Records from a data collection
####################

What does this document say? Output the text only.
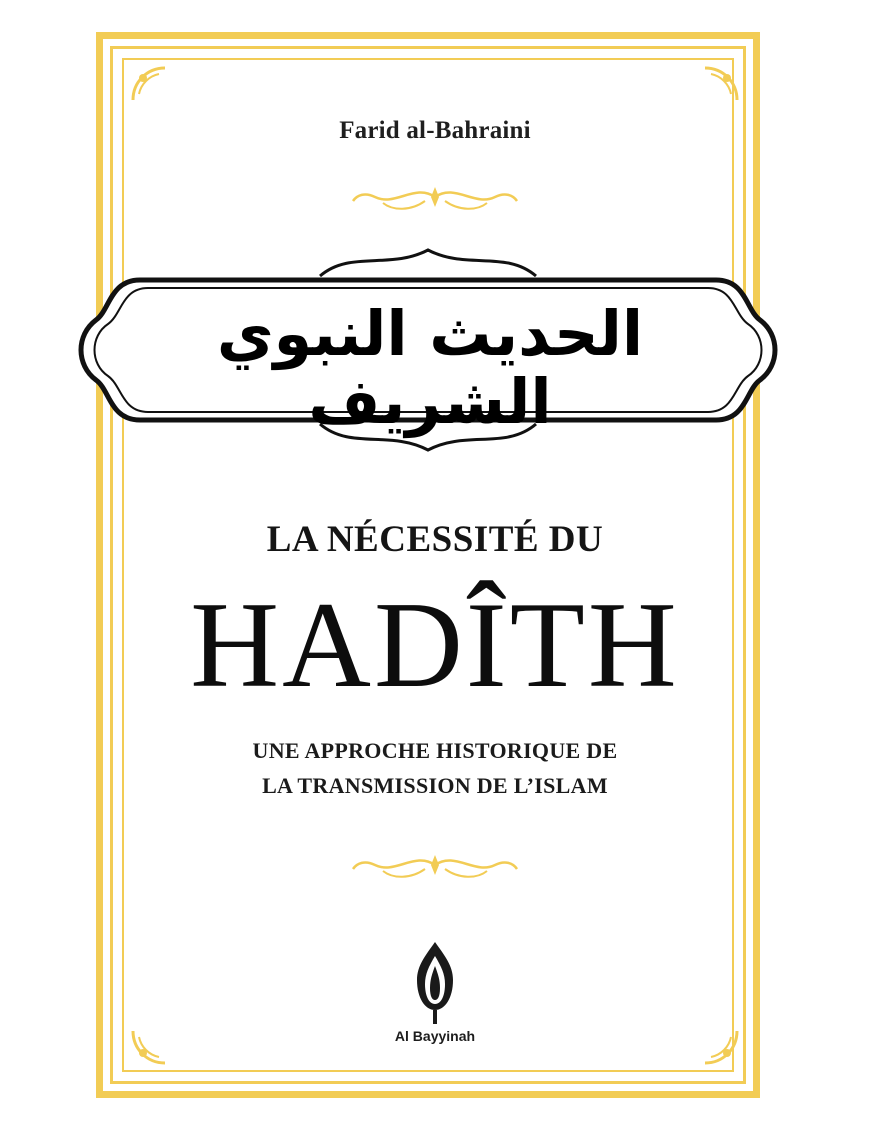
Farid al-Bahraini
الحديث النبوي الشريف
LA NÉCESSITÉ DU
HADÎTH
UNE APPROCHE HISTORIQUE DE
LA TRANSMISSION DE L’ISLAM
Al Bayyinah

####################

Brief:
Give back all entries exactly. No pictures belong in the copy.

Answer to the problem:
What does this document say? Output the text only.
Farid al-Bahraini
الحديث النبوي الشريف
LA NÉCESSITÉ DU
HADÎTH
UNE APPROCHE HISTORIQUE DE
LA TRANSMISSION DE L’ISLAM
Al Bayyinah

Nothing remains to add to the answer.